(AIM OF THE EXERCISE):
Extract all of the entries and give them again, word for word.

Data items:
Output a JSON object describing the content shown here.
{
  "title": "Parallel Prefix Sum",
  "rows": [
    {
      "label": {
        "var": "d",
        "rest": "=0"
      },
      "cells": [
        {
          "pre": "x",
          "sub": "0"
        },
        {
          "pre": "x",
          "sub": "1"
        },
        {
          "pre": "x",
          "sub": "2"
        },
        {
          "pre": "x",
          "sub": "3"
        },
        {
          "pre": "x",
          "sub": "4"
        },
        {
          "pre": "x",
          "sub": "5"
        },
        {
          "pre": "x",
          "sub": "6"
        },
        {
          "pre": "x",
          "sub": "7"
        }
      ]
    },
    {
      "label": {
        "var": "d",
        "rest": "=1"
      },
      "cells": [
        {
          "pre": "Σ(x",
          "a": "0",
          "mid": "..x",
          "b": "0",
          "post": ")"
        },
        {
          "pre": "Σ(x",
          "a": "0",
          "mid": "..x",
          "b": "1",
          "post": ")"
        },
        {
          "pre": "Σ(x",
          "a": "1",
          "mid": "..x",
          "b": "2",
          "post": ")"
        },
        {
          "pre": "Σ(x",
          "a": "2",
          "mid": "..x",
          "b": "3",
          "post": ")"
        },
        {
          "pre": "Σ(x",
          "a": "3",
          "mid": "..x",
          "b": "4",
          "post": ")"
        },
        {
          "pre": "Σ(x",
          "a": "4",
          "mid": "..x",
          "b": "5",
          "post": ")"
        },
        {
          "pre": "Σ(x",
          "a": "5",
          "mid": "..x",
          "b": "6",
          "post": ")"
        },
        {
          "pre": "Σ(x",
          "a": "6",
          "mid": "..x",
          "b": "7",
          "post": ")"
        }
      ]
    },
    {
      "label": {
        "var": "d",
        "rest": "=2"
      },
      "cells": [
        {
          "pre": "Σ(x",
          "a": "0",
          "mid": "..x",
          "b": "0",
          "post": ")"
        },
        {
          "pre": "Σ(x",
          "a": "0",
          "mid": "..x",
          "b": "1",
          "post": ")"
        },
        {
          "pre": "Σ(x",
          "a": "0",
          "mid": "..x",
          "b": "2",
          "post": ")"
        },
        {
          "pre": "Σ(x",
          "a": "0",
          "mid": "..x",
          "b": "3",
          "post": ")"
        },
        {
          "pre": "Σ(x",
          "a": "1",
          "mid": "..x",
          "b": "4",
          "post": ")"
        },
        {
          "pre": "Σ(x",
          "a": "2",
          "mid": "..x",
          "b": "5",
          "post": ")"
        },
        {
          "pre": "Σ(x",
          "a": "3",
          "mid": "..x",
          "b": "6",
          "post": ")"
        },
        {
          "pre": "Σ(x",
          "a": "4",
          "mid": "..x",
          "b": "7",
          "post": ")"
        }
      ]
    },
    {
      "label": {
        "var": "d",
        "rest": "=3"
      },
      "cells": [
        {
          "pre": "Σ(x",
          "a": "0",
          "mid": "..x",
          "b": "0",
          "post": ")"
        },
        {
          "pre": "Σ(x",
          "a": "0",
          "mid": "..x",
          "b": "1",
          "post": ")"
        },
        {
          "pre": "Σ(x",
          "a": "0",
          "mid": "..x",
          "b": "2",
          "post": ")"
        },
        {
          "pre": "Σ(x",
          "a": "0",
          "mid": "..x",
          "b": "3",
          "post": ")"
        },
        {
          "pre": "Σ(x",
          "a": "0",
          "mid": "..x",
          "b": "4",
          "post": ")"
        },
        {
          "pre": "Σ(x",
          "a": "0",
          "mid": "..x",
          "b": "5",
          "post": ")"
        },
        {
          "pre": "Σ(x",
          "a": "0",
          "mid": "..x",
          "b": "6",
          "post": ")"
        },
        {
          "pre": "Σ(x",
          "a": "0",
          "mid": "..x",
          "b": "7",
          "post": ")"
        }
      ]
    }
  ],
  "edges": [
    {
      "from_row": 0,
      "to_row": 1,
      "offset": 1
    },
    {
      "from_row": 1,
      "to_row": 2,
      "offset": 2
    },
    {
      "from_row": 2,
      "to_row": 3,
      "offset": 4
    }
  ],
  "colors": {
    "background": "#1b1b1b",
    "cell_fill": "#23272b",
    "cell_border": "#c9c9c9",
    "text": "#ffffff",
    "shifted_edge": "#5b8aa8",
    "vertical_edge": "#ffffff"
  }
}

(SOLUTION FOR THIS TASK):
Output a JSON object describing the content shown here.
{
  "title": "Parallel Prefix Sum",
  "rows": [
    {
      "label": {
        "var": "d",
        "rest": "=0"
      },
      "cells": [
        {
          "pre": "x",
          "sub": "0"
        },
        {
          "pre": "x",
          "sub": "1"
        },
        {
          "pre": "x",
          "sub": "2"
        },
        {
          "pre": "x",
          "sub": "3"
        },
        {
          "pre": "x",
          "sub": "4"
        },
        {
          "pre": "x",
          "sub": "5"
        },
        {
          "pre": "x",
          "sub": "6"
        },
        {
          "pre": "x",
          "sub": "7"
        }
      ]
    },
    {
      "label": {
        "var": "d",
        "rest": "=1"
      },
      "cells": [
        {
          "pre": "Σ(x",
          "a": "0",
          "mid": "..x",
          "b": "0",
          "post": ")"
        },
        {
          "pre": "Σ(x",
          "a": "0",
          "mid": "..x",
          "b": "1",
          "post": ")"
        },
        {
          "pre": "Σ(x",
          "a": "1",
          "mid": "..x",
          "b": "2",
          "post": ")"
        },
        {
          "pre": "Σ(x",
          "a": "2",
          "mid": "..x",
          "b": "3",
          "post": ")"
        },
        {
          "pre": "Σ(x",
          "a": "3",
          "mid": "..x",
          "b": "4",
          "post": ")"
        },
        {
          "pre": "Σ(x",
          "a": "4",
          "mid": "..x",
          "b": "5",
          "post": ")"
        },
        {
          "pre": "Σ(x",
          "a": "5",
          "mid": "..x",
          "b": "6",
          "post": ")"
        },
        {
          "pre": "Σ(x",
          "a": "6",
          "mid": "..x",
          "b": "7",
          "post": ")"
        }
      ]
    },
    {
      "label": {
        "var": "d",
        "rest": "=2"
      },
      "cells": [
        {
          "pre": "Σ(x",
          "a": "0",
          "mid": "..x",
          "b": "0",
          "post": ")"
        },
        {
          "pre": "Σ(x",
          "a": "0",
          "mid": "..x",
          "b": "1",
          "post": ")"
        },
        {
          "pre": "Σ(x",
          "a": "0",
          "mid": "..x",
          "b": "2",
          "post": ")"
        },
        {
          "pre": "Σ(x",
          "a": "0",
          "mid": "..x",
          "b": "3",
          "post": ")"
        },
        {
          "pre": "Σ(x",
          "a": "1",
          "mid": "..x",
          "b": "4",
          "post": ")"
        },
        {
          "pre": "Σ(x",
          "a": "2",
          "mid": "..x",
          "b": "5",
          "post": ")"
        },
        {
          "pre": "Σ(x",
          "a": "3",
          "mid": "..x",
          "b": "6",
          "post": ")"
        },
        {
          "pre": "Σ(x",
          "a": "4",
          "mid": "..x",
          "b": "7",
          "post": ")"
        }
      ]
    },
    {
      "label": {
        "var": "d",
        "rest": "=3"
      },
      "cells": [
        {
          "pre": "Σ(x",
          "a": "0",
          "mid": "..x",
          "b": "0",
          "post": ")"
        },
        {
          "pre": "Σ(x",
          "a": "0",
          "mid": "..x",
          "b": "1",
          "post": ")"
        },
        {
          "pre": "Σ(x",
          "a": "0",
          "mid": "..x",
          "b": "2",
          "post": ")"
        },
        {
          "pre": "Σ(x",
          "a": "0",
          "mid": "..x",
          "b": "3",
          "post": ")"
        },
        {
          "pre": "Σ(x",
          "a": "0",
          "mid": "..x",
          "b": "4",
          "post": ")"
        },
        {
          "pre": "Σ(x",
          "a": "0",
          "mid": "..x",
          "b": "5",
          "post": ")"
        },
        {
          "pre": "Σ(x",
          "a": "0",
          "mid": "..x",
          "b": "6",
          "post": ")"
        },
        {
          "pre": "Σ(x",
          "a": "0",
          "mid": "..x",
          "b": "7",
          "post": ")"
        }
      ]
    }
  ],
  "edges": [
    {
      "from_row": 0,
      "to_row": 1,
      "offset": 1
    },
    {
      "from_row": 1,
      "to_row": 2,
      "offset": 2
    },
    {
      "from_row": 2,
      "to_row": 3,
      "offset": 4
    }
  ],
  "colors": {
    "background": "#1b1b1b",
    "cell_fill": "#23272b",
    "cell_border": "#c9c9c9",
    "text": "#ffffff",
    "shifted_edge": "#5b8aa8",
    "vertical_edge": "#ffffff"
  }
}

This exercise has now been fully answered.